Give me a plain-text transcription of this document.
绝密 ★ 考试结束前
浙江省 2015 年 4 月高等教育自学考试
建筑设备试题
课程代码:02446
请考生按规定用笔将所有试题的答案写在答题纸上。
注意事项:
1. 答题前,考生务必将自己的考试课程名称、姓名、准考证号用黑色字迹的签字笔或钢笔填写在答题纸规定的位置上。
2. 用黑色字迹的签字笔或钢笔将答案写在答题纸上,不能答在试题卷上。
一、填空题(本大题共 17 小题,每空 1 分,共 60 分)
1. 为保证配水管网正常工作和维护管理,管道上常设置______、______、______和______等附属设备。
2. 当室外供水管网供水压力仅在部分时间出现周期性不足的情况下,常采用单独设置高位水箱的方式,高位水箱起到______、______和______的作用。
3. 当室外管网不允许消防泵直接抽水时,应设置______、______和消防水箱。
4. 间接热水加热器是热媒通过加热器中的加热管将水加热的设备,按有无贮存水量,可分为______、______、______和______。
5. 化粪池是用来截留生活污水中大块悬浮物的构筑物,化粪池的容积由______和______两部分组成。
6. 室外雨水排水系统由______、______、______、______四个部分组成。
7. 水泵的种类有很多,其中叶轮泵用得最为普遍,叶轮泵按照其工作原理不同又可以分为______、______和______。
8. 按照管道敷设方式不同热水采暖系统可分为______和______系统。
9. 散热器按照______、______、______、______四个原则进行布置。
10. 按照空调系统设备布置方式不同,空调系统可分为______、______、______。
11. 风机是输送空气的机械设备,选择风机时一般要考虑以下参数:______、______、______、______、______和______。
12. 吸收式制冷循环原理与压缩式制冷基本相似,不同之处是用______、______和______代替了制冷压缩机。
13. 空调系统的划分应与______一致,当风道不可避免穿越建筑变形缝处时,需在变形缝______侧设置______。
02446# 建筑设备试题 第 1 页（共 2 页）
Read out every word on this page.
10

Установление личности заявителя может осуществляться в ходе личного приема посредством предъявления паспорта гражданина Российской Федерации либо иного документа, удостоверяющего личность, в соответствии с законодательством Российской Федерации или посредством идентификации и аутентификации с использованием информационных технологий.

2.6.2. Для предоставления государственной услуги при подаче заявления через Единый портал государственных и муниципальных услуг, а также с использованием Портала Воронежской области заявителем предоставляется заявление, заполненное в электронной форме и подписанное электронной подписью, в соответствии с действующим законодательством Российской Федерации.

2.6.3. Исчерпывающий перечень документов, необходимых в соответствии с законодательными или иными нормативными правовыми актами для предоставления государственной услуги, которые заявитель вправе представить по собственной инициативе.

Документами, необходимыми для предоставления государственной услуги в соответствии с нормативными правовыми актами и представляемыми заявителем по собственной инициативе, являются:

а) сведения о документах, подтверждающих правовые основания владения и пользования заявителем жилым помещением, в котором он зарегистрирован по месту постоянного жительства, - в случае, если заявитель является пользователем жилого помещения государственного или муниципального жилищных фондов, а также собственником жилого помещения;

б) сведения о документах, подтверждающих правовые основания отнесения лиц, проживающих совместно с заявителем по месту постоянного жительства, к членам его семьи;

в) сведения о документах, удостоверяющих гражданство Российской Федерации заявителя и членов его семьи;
· · · ·
### What you will do
Wherever the string "this" appears in the entries above, list that line.

### Correct response
Give me a plain-text transcription of this document.
Read out every word on this page.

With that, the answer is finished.